## Problem statement:
Every record here needs to be written out again exactly.

━━ Record list ━━

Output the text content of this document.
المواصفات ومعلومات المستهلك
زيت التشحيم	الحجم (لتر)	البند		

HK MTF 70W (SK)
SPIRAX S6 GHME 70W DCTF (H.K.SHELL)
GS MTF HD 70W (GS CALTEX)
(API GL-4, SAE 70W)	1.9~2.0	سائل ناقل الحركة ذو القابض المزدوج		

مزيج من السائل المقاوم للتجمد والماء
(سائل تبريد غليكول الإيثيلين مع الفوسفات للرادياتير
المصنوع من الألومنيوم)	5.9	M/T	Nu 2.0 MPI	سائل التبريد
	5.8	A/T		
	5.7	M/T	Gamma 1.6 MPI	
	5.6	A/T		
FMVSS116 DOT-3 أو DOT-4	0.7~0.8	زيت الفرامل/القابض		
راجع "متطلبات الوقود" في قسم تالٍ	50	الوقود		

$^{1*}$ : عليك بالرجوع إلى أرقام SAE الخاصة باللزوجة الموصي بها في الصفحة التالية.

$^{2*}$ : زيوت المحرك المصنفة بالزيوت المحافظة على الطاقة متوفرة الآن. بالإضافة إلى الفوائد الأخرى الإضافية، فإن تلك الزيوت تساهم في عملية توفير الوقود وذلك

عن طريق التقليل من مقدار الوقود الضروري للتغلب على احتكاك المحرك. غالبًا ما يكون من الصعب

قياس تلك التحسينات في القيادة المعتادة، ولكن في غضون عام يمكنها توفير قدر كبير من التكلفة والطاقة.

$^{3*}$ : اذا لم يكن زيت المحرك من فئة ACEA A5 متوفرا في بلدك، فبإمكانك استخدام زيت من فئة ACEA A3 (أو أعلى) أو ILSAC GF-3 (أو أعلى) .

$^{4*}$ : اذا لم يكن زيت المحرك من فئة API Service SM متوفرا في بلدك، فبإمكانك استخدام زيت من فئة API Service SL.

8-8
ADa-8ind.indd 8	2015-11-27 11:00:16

━━━

## Response:
Output the text content of this document.
المواصفات ومعلومات المستهلك
زيت التشحيم	الحجم (لتر)	البند		

HK MTF 70W (SK)
SPIRAX S6 GHME 70W DCTF (H.K.SHELL)
GS MTF HD 70W (GS CALTEX)
(API GL-4, SAE 70W)	1.9~2.0	سائل ناقل الحركة ذو القابض المزدوج		

مزيج من السائل المقاوم للتجمد والماء
(سائل تبريد غليكول الإيثيلين مع الفوسفات للرادياتير
المصنوع من الألومنيوم)	5.9	M/T	Nu 2.0 MPI	سائل التبريد
	5.8	A/T		
	5.7	M/T	Gamma 1.6 MPI	
	5.6	A/T		
FMVSS116 DOT-3 أو DOT-4	0.7~0.8	زيت الفرامل/القابض		
راجع "متطلبات الوقود" في قسم تالٍ	50	الوقود		

$^{1*}$ : عليك بالرجوع إلى أرقام SAE الخاصة باللزوجة الموصي بها في الصفحة التالية.

$^{2*}$ : زيوت المحرك المصنفة بالزيوت المحافظة على الطاقة متوفرة الآن. بالإضافة إلى الفوائد الأخرى الإضافية، فإن تلك الزيوت تساهم في عملية توفير الوقود وذلك

عن طريق التقليل من مقدار الوقود الضروري للتغلب على احتكاك المحرك. غالبًا ما يكون من الصعب

قياس تلك التحسينات في القيادة المعتادة، ولكن في غضون عام يمكنها توفير قدر كبير من التكلفة والطاقة.

$^{3*}$ : اذا لم يكن زيت المحرك من فئة ACEA A5 متوفرا في بلدك، فبإمكانك استخدام زيت من فئة ACEA A3 (أو أعلى) أو ILSAC GF-3 (أو أعلى) .

$^{4*}$ : اذا لم يكن زيت المحرك من فئة API Service SM متوفرا في بلدك، فبإمكانك استخدام زيت من فئة API Service SL.

8-8
ADa-8ind.indd 8	2015-11-27 11:00:16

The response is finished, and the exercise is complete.